[START OF Document excerpt]

- Location: 39°04′26″N 8°52′36″W﻿ / ﻿39.073768°N 8.876754°W Azambuja Primary and Secondary School, Azambuja, Lisbon District, Portugal
- Date: September 17, 2024 c. 2:30 p.m. (WEST; UTC+01:00)
- Target: Students and staff
- Attack type: Mass stabbing
- Weapon: Knife
- Deaths: 0
- Injured: 6
- Perpetrator: 12-year-old boy
- Motive: Unknown

= 2024 Azambuja school stabbing =

2024 school attack in Portugal

On September 17, 2024, a 12-year-old boy carried out a knife attack at Azambuja Primary and Secondary School (Escola Básica 1,2 E 3 Da Azambuja) in Azambuja, Lisbon District, Portugal. Six children were injured. No deaths were reported.

Authorities believe the attacker was influenced by Nazi ideology.

== Stabbing ==
The attack happened after an argument. The boy went home and then came back. The incident took place around 2:30 p.m. The 12-year-old attacker brought a hidden bulletproof vest and a knife in his backpack to school. He walked onto the school grounds, put on the vest (which belonged to his father), and started stabbing people. The perpetrator was detained at the scene.

[END OF Document excerpt]
[START OF Information supplied]

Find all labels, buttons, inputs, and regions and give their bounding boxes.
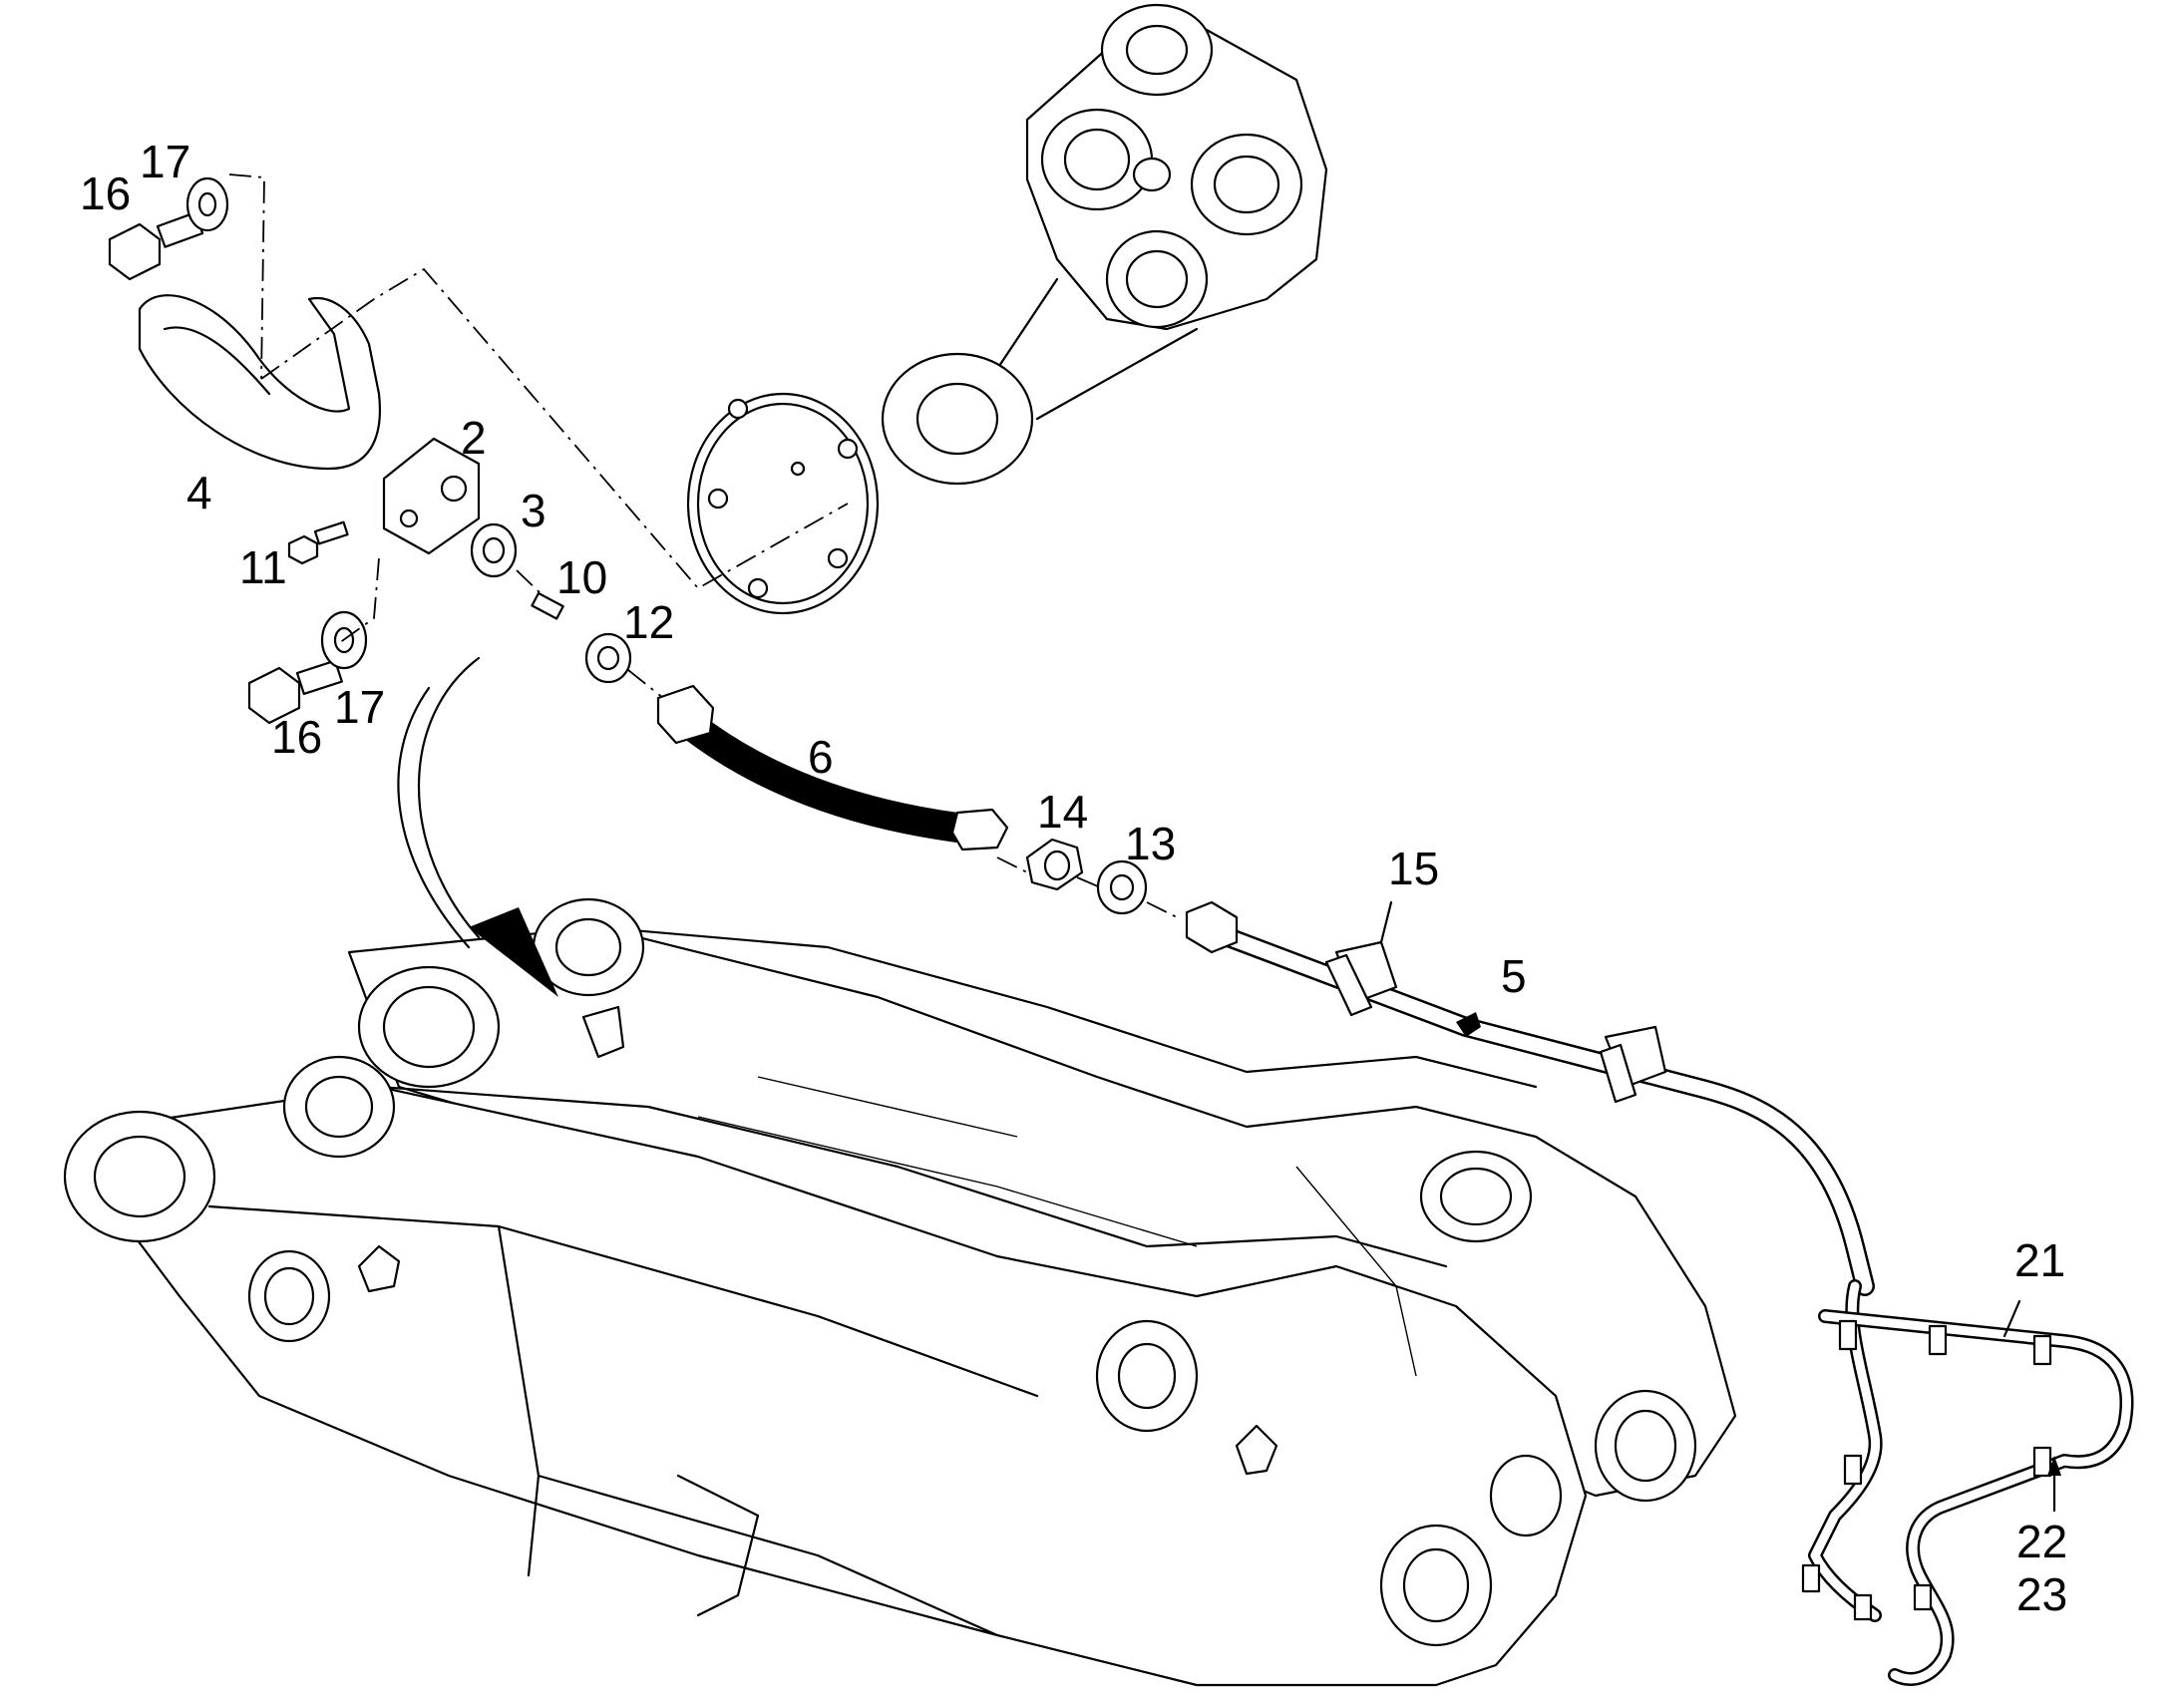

[END OF Information supplied]

Task list:
a. Turn the paragraph beginning "The attack happened after an argument" in the article on the Azambuja school stabbing into a short list that keeps its main facts.
b. Write what comes next in the article on the Azambuja school stabbing, starting after its last sentence.

Outputs in order:
a.
- The attack followed an argument, after which the boy went home and then returned.
- It took place around 2:30 p.m.
- The 12-year-old carried a hidden bulletproof vest and a knife in his backpack.
- On the school grounds, he put on the vest, which belonged to his father, and began stabbing people.
- He was detained at the scene.

b.
=== Victims ===
Five girls suffered light wounds to their arms. One boy was seriously injured in the chest. None of the injuries were life-threatening. All the victims were between 11 and 14 years old.

== Aftermath ==
Portuguese Prime Minister Luís Montenegro condemned the attack and wished the injured children a quick recovery. He called the incident extremely rare for his country. Security has also been increased at the school entrance.

== Perpetrator ==
The perpetrator was a seventh-grade student who was 12 years old at the time of the attack. He is the son of a teacher from another school and comes from a complete family. The boy had been looking at websites about Nazi ideology for some time. Because of his age, he will not face criminal charges. The court placed him in an educational center.

== See also ==
- List of attacks related to primary schools
- List of attacks related to secondary schools (2020s)
- List of mass stabbing incidents (2020–present)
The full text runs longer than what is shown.